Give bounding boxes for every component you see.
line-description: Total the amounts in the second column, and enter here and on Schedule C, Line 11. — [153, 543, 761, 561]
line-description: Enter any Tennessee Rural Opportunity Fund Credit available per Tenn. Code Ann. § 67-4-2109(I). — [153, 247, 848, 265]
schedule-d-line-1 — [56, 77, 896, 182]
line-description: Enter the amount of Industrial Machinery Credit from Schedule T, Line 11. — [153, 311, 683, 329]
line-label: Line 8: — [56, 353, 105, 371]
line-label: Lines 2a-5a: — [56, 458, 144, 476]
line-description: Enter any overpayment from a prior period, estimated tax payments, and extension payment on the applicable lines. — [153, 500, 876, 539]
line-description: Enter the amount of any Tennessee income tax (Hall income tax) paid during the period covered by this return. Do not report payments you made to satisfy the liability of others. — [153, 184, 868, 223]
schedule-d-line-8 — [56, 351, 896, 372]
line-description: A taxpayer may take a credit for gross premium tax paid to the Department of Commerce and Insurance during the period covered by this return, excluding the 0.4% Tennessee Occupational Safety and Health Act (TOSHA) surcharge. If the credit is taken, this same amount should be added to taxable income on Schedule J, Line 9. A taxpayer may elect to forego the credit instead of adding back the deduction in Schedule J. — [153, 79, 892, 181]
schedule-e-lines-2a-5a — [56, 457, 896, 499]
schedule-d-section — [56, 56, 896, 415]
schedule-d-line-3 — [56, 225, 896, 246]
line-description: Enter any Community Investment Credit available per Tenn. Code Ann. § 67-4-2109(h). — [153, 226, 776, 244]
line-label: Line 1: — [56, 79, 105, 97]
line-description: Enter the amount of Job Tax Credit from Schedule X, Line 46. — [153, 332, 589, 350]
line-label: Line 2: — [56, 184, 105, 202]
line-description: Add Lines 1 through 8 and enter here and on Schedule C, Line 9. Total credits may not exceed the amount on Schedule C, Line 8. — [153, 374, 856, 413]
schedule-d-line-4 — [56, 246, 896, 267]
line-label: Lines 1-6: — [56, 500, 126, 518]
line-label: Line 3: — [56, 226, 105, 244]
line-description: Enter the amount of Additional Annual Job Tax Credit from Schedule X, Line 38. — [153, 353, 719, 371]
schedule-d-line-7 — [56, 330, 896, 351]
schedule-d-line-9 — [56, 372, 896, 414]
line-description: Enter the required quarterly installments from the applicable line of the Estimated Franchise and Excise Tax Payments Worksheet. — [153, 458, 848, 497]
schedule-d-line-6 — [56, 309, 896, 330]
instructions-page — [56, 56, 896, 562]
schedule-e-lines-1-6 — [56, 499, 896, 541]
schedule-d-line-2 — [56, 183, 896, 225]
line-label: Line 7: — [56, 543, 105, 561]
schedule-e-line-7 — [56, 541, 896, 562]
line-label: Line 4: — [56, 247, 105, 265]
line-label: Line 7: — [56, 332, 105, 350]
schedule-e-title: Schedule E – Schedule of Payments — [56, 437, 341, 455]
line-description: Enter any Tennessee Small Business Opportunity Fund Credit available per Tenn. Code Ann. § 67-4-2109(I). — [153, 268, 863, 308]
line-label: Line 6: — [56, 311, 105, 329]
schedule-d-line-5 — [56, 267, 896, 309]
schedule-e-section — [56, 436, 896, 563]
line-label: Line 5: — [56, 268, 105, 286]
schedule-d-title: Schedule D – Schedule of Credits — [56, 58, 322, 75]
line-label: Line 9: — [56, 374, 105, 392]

------

* Exercise details *
Reproduce every one of the entries above verbatim, keeping their order and putting each on its own line.

* Written answer *
Give bounding boxes for every component you see.
line-description: Total the amounts in the second column, and enter here and on Schedule C, Line 11. — [153, 543, 761, 561]
line-description: Enter any Tennessee Rural Opportunity Fund Credit available per Tenn. Code Ann. § 67-4-2109(I). — [153, 247, 848, 265]
schedule-d-line-1 — [56, 77, 896, 182]
line-description: Enter the amount of Industrial Machinery Credit from Schedule T, Line 11. — [153, 311, 683, 329]
line-label: Line 8: — [56, 353, 105, 371]
line-label: Lines 2a-5a: — [56, 458, 144, 476]
line-description: Enter any overpayment from a prior period, estimated tax payments, and extension payment on the applicable lines. — [153, 500, 876, 539]
line-description: Enter the amount of any Tennessee income tax (Hall income tax) paid during the period covered by this return. Do not report payments you made to satisfy the liability of others. — [153, 184, 868, 223]
schedule-d-line-8 — [56, 351, 896, 372]
line-description: A taxpayer may take a credit for gross premium tax paid to the Department of Commerce and Insurance during the period covered by this return, excluding the 0.4% Tennessee Occupational Safety and Health Act (TOSHA) surcharge. If the credit is taken, this same amount should be added to taxable income on Schedule J, Line 9. A taxpayer may elect to forego the credit instead of adding back the deduction in Schedule J. — [153, 79, 892, 181]
schedule-e-lines-2a-5a — [56, 457, 896, 499]
schedule-d-section — [56, 56, 896, 415]
schedule-d-line-3 — [56, 225, 896, 246]
line-description: Enter any Community Investment Credit available per Tenn. Code Ann. § 67-4-2109(h). — [153, 226, 776, 244]
line-label: Line 1: — [56, 79, 105, 97]
line-description: Enter the amount of Job Tax Credit from Schedule X, Line 46. — [153, 332, 589, 350]
line-label: Line 2: — [56, 184, 105, 202]
line-description: Add Lines 1 through 8 and enter here and on Schedule C, Line 9. Total credits may not exceed the amount on Schedule C, Line 8. — [153, 374, 856, 413]
schedule-d-line-4 — [56, 246, 896, 267]
line-label: Lines 1-6: — [56, 500, 126, 518]
line-label: Line 3: — [56, 226, 105, 244]
line-description: Enter the amount of Additional Annual Job Tax Credit from Schedule X, Line 38. — [153, 353, 719, 371]
schedule-d-line-7 — [56, 330, 896, 351]
schedule-d-line-9 — [56, 372, 896, 414]
line-description: Enter the required quarterly installments from the applicable line of the Estimated Franchise and Excise Tax Payments Worksheet. — [153, 458, 848, 497]
schedule-d-line-6 — [56, 309, 896, 330]
instructions-page — [56, 56, 896, 562]
schedule-e-lines-1-6 — [56, 499, 896, 541]
schedule-d-line-2 — [56, 183, 896, 225]
line-label: Line 7: — [56, 543, 105, 561]
schedule-e-line-7 — [56, 541, 896, 562]
line-label: Line 4: — [56, 247, 105, 265]
line-label: Line 7: — [56, 332, 105, 350]
schedule-e-title: Schedule E – Schedule of Payments — [56, 437, 341, 455]
line-description: Enter any Tennessee Small Business Opportunity Fund Credit available per Tenn. Code Ann. § 67-4-2109(I). — [153, 268, 863, 308]
line-label: Line 6: — [56, 311, 105, 329]
schedule-d-line-5 — [56, 267, 896, 309]
schedule-e-section — [56, 436, 896, 563]
line-label: Line 5: — [56, 268, 105, 286]
schedule-d-title: Schedule D – Schedule of Credits — [56, 58, 322, 75]
line-label: Line 9: — [56, 374, 105, 392]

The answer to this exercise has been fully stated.